### Exercise brief
Copy all lines of the listing that include the string "this".

Dataset entries on figures:
<<<<

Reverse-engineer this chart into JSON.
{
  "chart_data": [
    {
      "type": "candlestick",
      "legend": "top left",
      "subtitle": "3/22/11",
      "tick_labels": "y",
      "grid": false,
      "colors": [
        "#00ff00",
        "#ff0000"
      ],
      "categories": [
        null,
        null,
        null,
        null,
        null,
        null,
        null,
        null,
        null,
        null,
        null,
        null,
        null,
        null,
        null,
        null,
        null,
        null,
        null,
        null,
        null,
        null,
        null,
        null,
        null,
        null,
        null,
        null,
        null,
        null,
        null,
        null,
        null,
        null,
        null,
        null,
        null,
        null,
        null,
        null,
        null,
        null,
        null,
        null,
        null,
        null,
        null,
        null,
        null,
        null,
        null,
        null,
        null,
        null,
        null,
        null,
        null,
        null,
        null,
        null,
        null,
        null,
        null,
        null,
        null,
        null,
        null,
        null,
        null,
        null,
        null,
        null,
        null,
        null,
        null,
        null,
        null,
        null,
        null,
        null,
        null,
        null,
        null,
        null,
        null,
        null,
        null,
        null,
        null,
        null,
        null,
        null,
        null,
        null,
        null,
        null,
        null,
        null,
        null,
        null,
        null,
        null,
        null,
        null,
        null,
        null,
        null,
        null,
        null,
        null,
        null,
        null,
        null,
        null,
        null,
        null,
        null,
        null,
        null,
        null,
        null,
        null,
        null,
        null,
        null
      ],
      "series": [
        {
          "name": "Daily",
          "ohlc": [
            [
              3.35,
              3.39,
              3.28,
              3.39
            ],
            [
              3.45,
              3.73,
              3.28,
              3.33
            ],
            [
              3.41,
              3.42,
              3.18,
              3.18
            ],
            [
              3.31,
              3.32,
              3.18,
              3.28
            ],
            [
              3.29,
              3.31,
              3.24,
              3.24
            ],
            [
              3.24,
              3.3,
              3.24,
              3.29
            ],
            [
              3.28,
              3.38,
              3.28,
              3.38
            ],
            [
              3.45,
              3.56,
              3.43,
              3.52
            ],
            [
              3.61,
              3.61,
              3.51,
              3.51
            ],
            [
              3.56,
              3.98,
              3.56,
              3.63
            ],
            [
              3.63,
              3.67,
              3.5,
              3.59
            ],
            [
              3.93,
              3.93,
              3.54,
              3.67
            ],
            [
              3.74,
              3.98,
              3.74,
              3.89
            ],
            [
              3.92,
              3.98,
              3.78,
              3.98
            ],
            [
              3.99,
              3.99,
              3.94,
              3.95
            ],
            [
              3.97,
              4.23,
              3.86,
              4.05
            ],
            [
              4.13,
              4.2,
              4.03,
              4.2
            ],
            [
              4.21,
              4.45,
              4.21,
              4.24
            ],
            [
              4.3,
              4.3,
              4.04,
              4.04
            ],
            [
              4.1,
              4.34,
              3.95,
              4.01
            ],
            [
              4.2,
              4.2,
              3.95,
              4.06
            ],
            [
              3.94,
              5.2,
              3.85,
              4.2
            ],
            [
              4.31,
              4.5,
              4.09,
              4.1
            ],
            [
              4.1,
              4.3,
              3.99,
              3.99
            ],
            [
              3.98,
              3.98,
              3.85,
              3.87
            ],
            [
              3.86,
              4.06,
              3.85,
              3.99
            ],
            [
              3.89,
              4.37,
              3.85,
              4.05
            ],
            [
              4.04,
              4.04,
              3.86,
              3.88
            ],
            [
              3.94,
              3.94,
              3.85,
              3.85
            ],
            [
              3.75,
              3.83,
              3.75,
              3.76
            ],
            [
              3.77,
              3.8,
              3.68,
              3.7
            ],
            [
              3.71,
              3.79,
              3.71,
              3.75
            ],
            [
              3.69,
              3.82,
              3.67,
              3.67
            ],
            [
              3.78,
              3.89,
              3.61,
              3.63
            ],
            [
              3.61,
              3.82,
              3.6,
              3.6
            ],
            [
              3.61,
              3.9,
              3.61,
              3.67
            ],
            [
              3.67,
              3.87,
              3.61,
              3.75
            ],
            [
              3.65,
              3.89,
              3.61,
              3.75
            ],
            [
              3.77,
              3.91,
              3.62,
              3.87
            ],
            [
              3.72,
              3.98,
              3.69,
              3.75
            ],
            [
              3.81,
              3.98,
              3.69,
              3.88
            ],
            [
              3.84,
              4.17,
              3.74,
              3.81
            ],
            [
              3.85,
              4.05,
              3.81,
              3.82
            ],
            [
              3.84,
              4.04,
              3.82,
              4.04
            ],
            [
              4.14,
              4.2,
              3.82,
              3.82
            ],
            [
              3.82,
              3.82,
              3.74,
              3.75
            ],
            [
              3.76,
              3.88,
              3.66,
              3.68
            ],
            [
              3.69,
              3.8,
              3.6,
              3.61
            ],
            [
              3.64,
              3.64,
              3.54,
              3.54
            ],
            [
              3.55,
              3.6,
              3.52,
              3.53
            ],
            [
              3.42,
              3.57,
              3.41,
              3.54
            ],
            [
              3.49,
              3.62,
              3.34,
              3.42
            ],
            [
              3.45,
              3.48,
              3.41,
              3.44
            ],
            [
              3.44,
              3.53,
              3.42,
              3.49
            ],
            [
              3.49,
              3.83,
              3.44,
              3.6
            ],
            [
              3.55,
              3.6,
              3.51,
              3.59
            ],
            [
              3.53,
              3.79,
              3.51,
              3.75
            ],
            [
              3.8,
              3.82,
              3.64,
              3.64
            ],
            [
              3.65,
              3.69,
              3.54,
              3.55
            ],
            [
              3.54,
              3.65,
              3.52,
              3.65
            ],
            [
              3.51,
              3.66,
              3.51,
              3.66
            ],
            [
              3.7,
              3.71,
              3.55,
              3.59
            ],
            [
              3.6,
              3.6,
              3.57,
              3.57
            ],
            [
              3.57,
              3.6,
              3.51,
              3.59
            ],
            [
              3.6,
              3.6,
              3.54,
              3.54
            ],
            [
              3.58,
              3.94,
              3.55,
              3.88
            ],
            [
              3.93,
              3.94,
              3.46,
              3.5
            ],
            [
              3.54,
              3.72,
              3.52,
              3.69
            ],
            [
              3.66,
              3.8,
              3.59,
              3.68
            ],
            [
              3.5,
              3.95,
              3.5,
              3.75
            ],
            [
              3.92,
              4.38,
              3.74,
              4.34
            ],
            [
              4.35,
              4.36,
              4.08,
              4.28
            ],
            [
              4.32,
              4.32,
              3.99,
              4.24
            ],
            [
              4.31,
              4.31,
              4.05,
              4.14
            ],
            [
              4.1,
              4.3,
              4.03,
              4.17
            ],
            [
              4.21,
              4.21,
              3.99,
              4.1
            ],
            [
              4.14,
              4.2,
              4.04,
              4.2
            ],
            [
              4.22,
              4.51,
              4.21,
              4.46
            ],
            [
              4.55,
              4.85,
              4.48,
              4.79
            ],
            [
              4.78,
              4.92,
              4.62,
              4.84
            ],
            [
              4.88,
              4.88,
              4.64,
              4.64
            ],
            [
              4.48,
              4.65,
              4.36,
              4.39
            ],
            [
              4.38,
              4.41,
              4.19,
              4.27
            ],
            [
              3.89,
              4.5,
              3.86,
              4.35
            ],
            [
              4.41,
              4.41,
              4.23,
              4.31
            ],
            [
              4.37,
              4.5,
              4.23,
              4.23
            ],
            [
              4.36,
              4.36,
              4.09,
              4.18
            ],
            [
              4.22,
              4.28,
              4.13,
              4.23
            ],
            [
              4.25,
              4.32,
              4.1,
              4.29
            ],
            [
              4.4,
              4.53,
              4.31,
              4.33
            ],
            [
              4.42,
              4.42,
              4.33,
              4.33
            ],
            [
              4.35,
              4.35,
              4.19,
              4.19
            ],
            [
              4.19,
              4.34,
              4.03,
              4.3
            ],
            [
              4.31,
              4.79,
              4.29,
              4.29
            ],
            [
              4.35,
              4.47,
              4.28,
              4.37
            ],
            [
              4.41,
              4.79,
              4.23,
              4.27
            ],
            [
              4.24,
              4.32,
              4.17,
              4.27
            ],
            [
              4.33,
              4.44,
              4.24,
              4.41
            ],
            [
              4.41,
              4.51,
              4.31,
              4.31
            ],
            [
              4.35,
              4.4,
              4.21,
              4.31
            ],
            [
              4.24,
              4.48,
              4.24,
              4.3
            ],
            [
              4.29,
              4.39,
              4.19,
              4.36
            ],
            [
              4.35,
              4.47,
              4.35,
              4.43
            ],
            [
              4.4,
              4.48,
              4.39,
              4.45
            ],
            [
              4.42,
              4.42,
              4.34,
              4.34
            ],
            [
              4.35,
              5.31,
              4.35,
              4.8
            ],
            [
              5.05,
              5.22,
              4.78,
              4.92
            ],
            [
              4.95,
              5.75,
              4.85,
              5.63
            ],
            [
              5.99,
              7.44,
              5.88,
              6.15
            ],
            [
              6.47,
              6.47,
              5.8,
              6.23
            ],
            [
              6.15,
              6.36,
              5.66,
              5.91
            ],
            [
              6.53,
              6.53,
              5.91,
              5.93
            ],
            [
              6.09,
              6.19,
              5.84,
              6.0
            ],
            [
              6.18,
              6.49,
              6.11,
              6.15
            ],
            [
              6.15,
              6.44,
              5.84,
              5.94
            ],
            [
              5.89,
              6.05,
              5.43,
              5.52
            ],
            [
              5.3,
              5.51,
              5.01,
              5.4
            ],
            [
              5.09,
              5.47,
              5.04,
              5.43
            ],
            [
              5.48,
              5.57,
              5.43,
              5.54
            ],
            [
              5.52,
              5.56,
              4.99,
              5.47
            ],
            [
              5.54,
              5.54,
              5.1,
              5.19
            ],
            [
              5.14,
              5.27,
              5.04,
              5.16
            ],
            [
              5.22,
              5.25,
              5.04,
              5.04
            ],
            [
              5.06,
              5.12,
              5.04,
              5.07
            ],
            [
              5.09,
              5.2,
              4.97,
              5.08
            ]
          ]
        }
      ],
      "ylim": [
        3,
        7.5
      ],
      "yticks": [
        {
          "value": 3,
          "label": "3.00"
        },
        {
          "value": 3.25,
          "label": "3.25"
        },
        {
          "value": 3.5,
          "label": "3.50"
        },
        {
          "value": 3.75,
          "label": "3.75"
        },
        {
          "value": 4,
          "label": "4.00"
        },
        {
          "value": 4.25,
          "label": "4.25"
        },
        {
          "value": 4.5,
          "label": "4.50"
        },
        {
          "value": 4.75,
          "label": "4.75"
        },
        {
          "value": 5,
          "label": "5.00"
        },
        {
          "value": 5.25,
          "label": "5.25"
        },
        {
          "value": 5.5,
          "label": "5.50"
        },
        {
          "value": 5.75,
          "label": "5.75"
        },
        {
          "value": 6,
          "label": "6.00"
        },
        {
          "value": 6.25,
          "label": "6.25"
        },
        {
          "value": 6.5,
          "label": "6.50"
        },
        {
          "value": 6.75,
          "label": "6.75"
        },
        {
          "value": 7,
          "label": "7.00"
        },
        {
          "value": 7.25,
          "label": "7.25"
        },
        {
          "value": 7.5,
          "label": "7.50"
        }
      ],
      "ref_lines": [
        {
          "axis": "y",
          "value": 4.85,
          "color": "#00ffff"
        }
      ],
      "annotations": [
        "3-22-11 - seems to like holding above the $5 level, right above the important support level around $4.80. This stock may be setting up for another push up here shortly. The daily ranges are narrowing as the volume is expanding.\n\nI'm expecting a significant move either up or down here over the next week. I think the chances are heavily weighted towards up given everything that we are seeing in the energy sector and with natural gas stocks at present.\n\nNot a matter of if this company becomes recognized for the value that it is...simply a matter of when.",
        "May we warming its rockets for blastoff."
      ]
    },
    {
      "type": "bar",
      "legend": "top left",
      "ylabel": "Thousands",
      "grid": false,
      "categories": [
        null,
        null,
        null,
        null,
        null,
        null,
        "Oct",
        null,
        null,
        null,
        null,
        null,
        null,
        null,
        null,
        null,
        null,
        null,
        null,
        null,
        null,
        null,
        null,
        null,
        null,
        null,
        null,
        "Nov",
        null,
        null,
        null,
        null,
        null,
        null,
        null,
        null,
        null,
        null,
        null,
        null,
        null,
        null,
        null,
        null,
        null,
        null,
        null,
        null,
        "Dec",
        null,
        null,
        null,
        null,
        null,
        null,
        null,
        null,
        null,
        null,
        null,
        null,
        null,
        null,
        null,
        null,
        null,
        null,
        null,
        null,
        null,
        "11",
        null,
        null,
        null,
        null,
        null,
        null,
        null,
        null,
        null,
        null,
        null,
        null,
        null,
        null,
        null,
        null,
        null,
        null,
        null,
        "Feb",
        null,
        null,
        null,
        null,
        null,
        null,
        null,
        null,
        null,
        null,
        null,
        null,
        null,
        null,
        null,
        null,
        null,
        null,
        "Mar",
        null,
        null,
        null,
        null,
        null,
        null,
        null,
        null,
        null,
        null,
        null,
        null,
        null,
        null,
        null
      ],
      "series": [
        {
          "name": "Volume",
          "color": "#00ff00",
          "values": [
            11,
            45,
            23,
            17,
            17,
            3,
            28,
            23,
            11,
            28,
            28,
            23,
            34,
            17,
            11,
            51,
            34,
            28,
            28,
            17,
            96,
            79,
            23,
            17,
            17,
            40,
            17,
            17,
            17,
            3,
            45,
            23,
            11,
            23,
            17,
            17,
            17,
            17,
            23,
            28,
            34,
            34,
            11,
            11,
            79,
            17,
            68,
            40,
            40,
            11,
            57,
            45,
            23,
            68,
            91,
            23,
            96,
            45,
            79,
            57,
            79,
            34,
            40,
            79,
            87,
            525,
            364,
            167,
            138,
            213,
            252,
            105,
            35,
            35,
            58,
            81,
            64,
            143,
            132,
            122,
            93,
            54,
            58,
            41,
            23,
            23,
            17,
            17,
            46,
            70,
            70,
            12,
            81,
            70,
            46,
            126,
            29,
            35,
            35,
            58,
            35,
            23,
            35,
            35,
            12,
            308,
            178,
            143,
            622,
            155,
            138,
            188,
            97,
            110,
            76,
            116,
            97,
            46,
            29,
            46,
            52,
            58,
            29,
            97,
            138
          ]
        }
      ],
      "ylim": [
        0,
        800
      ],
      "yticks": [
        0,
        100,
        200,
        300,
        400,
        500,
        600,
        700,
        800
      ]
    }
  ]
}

>>>>

### Full solution
Reverse-engineer this chart into JSON.
        "3-22-11 - seems to like holding above the $5 level, right above the important support level around $4.80. This stock may be setting up for another push up here shortly. The daily ranges are narrowing as the volume is expanding.\n\nI'm expecting a significant move either up or down here over the next week. I think the chances are heavily weighted towards up given everything that we are seeing in the energy sector and with natural gas stocks at present.\n\nNot a matter of if this company becomes recognized for the value that it is...simply a matter of when.",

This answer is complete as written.